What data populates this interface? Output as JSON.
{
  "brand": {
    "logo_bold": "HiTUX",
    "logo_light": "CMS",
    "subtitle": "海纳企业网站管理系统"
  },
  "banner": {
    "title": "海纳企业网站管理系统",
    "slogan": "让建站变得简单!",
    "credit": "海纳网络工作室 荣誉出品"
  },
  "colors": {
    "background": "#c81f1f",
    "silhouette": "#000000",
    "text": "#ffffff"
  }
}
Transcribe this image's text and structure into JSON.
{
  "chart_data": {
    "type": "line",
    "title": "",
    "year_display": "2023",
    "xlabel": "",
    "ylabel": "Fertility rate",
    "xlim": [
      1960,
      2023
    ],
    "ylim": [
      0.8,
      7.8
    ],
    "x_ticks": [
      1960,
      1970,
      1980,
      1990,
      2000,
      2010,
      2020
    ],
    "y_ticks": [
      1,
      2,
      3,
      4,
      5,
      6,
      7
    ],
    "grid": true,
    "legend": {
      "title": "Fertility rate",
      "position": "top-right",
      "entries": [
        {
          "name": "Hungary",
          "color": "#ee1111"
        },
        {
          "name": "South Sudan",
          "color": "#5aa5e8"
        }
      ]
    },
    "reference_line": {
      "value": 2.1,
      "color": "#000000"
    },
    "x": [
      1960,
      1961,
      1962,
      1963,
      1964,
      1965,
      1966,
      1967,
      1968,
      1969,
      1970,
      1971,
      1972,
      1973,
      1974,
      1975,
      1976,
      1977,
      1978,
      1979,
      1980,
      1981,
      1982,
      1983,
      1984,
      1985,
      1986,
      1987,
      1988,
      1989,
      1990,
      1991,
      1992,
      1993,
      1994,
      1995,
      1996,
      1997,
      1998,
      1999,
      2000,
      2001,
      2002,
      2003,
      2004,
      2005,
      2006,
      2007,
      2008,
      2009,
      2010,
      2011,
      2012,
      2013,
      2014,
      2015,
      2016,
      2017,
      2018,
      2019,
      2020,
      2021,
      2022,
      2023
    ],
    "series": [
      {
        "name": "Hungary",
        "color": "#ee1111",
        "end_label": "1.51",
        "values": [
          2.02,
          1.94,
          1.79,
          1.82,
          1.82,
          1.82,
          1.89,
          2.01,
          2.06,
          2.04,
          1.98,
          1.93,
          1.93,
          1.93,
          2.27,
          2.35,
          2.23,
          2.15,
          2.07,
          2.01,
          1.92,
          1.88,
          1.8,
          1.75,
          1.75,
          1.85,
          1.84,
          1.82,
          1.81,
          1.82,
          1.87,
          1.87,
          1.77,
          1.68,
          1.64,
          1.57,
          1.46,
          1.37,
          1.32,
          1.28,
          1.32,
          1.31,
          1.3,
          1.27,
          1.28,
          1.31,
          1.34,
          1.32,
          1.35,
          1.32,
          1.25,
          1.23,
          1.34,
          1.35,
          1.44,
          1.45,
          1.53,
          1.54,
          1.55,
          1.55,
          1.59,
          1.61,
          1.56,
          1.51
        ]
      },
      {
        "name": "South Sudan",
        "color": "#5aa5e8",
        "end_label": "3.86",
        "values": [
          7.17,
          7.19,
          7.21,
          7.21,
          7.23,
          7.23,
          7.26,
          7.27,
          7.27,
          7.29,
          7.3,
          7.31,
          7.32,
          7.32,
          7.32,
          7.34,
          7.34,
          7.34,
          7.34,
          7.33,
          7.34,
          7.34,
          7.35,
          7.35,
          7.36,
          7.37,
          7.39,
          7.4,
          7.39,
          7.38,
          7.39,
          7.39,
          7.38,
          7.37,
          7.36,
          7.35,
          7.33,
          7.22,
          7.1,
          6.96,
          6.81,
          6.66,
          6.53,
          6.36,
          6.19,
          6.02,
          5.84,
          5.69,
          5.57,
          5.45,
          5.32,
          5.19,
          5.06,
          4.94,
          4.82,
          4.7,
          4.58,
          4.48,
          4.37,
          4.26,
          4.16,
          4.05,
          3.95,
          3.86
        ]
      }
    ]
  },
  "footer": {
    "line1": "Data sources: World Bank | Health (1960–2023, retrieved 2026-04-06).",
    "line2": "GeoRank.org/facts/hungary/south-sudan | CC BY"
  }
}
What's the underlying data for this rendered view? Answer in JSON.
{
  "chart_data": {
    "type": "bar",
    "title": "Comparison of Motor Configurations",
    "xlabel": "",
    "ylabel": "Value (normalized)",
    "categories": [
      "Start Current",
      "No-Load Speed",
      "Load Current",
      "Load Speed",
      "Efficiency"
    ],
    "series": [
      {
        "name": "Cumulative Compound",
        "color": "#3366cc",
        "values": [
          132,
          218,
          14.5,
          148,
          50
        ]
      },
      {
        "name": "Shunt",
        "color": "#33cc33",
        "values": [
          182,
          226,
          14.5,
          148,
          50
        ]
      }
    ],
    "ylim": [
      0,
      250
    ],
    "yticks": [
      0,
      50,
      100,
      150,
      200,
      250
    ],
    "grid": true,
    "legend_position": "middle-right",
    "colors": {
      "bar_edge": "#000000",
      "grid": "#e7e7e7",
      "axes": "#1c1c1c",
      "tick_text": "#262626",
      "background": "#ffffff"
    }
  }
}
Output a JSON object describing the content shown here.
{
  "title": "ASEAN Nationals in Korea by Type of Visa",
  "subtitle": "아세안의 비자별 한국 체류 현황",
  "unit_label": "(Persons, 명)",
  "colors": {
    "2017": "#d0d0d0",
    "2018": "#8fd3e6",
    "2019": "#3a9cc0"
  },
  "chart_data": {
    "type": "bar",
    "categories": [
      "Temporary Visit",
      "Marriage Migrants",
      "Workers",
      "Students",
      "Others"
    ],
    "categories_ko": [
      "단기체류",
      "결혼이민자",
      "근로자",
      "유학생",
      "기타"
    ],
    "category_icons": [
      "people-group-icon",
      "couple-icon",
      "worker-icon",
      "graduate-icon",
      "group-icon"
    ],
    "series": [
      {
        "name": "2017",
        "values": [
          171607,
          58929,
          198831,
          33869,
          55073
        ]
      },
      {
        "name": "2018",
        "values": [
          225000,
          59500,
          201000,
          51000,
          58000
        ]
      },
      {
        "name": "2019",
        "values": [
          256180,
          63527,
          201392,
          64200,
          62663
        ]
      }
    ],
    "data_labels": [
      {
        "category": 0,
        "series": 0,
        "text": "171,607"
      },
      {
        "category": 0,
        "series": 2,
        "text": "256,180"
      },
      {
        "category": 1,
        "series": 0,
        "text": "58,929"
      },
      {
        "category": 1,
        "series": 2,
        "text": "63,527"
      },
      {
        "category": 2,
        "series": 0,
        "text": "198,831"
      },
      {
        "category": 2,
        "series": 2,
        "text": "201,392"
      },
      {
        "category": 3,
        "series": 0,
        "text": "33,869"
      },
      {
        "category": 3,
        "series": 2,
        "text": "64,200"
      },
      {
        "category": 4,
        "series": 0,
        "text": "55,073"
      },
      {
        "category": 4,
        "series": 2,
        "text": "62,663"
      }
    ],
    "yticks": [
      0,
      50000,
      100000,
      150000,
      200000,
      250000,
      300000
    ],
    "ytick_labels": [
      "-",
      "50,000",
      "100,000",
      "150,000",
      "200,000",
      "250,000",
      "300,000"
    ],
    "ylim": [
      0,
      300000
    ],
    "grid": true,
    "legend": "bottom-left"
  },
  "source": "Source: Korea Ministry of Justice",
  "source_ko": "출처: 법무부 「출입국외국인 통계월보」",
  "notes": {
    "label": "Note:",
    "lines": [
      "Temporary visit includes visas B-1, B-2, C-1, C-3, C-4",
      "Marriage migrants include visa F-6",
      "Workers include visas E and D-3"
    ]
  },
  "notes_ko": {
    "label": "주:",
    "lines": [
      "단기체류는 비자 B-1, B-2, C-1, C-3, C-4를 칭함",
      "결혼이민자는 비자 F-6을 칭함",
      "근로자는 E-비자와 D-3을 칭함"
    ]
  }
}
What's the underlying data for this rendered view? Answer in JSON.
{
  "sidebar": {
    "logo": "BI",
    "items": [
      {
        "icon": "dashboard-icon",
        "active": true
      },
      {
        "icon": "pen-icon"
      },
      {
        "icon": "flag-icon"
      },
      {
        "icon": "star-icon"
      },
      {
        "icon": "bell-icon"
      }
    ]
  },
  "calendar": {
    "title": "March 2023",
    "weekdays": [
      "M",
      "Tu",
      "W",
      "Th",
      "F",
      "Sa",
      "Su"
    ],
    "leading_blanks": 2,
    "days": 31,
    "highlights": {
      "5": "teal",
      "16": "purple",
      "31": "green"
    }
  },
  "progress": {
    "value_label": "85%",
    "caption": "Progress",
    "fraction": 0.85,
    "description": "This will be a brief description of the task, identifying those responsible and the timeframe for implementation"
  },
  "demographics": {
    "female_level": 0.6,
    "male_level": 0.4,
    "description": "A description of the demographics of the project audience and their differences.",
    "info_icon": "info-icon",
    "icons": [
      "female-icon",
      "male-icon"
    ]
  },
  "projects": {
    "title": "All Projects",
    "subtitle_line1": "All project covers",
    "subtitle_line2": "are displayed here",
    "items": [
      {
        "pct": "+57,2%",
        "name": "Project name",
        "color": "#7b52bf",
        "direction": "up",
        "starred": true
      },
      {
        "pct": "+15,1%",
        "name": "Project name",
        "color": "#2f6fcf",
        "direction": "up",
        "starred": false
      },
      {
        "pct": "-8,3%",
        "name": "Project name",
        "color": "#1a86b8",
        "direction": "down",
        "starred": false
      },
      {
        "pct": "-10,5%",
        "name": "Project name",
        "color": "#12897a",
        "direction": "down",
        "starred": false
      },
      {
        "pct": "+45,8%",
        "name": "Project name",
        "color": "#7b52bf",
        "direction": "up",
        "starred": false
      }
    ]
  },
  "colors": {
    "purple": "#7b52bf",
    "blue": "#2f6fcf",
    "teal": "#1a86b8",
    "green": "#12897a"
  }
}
--
- **WRITTEN EXERCISE**
The word "Output" may turn up on some lines of these records; say how many, with no other words.

- **RESPONSE TO THIS EXERCISE**
2